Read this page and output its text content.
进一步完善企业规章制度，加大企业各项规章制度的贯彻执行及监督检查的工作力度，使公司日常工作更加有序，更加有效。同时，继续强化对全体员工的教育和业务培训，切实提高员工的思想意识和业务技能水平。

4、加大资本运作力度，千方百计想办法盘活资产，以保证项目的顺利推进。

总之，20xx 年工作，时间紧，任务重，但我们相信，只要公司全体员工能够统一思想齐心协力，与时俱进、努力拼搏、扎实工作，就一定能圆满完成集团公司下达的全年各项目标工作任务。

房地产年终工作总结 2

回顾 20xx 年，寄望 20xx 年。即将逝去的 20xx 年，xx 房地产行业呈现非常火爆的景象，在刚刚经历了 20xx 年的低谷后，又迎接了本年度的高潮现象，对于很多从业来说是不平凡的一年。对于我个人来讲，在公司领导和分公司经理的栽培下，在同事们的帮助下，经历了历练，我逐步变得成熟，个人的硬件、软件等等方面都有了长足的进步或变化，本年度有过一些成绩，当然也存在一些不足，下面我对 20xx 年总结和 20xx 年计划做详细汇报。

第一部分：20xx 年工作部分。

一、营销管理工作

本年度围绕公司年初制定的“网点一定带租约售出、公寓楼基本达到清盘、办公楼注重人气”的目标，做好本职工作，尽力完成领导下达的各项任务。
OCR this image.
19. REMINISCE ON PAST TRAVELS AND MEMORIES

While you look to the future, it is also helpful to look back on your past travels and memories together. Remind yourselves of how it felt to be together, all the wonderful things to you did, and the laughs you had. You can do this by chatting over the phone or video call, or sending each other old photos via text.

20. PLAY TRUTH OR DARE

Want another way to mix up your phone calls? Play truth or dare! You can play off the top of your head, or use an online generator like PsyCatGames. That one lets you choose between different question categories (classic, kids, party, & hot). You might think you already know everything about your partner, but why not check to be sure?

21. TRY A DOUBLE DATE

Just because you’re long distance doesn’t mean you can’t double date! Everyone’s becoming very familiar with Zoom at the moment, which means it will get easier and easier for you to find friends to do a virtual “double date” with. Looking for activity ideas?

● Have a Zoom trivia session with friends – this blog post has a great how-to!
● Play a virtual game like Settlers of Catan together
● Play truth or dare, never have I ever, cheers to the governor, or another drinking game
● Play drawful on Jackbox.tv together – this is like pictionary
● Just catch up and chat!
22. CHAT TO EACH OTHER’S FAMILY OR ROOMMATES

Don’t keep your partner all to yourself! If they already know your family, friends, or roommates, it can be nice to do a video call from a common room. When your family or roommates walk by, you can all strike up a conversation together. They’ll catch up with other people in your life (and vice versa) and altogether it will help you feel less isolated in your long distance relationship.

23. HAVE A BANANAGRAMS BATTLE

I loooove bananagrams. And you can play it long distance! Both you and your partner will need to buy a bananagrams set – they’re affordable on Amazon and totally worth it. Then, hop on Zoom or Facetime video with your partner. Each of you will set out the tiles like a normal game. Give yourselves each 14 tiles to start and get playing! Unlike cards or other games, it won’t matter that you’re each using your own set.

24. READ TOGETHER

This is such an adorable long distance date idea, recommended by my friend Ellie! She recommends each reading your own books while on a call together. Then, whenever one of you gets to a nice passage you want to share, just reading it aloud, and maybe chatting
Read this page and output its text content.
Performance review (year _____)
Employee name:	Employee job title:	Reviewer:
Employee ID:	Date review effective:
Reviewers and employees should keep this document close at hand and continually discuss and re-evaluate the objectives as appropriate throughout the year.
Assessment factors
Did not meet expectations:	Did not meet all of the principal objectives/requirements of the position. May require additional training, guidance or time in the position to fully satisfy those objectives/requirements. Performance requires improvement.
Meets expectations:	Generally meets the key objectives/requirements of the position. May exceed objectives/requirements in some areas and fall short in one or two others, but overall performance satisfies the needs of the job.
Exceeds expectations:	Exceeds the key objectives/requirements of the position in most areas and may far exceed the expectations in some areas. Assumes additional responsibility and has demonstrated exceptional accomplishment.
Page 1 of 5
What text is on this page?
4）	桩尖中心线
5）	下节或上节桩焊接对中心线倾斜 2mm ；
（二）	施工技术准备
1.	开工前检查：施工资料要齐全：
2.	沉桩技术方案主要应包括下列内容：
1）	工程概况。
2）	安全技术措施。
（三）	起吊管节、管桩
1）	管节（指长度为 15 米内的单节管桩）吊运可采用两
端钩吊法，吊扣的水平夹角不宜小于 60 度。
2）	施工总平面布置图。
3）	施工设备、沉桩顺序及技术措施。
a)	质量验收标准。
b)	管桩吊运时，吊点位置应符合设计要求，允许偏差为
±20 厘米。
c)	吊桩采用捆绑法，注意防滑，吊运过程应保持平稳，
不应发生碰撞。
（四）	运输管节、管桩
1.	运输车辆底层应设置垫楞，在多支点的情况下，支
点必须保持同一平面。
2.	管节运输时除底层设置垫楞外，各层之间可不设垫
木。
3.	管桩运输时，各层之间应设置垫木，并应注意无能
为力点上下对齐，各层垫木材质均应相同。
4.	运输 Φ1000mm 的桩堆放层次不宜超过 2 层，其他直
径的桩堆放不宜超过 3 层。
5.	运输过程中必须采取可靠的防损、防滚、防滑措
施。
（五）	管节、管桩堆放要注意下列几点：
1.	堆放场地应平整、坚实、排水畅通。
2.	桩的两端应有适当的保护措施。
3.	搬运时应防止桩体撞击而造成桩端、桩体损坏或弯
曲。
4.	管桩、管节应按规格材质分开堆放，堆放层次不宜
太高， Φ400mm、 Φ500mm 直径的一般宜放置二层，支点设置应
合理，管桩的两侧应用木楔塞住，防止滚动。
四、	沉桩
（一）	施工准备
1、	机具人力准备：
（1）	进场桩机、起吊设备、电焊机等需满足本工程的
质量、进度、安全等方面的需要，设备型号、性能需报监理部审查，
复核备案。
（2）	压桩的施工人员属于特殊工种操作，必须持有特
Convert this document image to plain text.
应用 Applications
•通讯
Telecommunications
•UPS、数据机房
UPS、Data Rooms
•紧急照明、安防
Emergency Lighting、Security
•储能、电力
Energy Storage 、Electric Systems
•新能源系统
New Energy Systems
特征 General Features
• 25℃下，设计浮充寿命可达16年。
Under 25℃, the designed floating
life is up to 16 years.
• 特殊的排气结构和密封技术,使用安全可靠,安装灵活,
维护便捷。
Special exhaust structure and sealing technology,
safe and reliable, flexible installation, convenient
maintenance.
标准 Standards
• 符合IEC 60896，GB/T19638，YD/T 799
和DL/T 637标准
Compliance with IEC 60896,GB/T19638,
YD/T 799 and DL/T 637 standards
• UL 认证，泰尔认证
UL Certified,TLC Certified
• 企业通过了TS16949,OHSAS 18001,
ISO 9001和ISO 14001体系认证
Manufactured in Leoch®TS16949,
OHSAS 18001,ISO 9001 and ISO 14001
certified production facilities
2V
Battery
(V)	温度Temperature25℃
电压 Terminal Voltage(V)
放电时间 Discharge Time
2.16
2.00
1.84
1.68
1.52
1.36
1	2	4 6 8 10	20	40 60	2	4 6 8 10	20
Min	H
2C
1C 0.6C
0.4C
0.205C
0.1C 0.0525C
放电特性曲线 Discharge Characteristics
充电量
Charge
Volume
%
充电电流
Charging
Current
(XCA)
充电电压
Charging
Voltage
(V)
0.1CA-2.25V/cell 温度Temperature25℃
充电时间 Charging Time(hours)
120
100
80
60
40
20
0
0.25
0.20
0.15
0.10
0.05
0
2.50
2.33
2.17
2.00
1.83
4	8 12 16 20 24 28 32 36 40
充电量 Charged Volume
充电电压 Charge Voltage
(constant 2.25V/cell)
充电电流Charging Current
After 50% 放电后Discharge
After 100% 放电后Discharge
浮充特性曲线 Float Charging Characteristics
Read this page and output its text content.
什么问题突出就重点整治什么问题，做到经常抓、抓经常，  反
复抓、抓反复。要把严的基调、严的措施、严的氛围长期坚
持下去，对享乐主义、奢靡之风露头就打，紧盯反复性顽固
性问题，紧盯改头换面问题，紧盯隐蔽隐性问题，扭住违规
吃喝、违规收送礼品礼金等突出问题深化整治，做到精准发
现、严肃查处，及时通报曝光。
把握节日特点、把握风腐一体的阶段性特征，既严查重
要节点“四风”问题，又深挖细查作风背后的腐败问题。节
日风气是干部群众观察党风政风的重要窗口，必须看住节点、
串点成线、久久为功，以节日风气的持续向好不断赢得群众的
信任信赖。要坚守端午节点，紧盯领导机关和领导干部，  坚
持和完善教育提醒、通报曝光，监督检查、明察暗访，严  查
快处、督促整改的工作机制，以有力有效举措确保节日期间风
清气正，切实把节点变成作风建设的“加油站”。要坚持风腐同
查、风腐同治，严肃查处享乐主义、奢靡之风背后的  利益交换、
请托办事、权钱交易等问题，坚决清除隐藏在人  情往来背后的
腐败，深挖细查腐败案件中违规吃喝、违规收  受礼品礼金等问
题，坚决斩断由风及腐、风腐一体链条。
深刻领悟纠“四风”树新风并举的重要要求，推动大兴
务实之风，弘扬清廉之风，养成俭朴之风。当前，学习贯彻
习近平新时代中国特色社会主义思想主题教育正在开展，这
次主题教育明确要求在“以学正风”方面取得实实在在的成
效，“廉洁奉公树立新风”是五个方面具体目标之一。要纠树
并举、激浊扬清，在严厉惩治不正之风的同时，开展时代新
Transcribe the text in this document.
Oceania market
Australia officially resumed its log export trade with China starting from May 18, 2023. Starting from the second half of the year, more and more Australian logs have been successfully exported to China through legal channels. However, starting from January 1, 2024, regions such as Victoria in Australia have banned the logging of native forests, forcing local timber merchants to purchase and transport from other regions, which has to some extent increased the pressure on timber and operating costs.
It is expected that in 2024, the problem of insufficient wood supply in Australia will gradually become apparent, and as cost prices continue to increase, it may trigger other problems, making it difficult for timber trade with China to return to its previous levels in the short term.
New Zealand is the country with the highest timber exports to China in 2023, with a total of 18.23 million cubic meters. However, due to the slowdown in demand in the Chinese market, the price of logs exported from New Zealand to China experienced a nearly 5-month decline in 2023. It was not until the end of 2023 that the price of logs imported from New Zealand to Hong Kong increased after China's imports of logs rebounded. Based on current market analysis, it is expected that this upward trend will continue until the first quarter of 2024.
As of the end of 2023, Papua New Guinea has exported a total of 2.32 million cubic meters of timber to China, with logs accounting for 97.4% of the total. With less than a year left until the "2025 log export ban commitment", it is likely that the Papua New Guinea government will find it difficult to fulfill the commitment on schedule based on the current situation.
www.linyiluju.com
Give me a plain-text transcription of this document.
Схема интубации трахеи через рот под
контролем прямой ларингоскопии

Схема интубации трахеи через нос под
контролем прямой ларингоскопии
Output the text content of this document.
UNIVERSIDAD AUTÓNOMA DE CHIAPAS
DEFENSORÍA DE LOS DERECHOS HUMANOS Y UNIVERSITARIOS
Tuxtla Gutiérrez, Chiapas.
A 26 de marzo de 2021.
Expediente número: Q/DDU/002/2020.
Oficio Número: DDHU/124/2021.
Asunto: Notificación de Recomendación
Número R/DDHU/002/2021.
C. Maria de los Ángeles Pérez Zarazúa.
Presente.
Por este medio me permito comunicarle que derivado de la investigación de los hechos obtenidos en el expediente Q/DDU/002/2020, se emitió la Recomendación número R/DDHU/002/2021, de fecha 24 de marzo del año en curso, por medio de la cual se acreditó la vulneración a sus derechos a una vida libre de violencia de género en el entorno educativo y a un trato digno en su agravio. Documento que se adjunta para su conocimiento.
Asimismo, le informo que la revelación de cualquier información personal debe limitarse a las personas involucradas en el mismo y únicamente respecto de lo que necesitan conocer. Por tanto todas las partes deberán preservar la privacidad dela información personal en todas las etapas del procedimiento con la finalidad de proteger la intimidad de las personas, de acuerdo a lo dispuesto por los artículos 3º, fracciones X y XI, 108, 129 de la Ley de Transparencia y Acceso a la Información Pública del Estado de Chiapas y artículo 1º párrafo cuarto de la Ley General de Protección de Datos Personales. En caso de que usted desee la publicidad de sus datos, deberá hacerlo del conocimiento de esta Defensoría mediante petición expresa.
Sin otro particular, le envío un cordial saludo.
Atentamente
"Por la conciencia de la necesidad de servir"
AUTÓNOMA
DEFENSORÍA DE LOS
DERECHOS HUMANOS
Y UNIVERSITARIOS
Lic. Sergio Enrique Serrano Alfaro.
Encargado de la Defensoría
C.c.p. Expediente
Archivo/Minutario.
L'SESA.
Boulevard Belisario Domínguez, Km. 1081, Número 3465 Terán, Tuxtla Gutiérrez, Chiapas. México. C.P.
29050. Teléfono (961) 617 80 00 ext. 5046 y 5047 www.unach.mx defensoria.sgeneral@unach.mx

⁂

**WHAT IS NEEDED**
Go through the material above and count the lines that contain "AUTÓNOMA"; give that number alone.

**ANSWER TO THIS EXERCISE**
2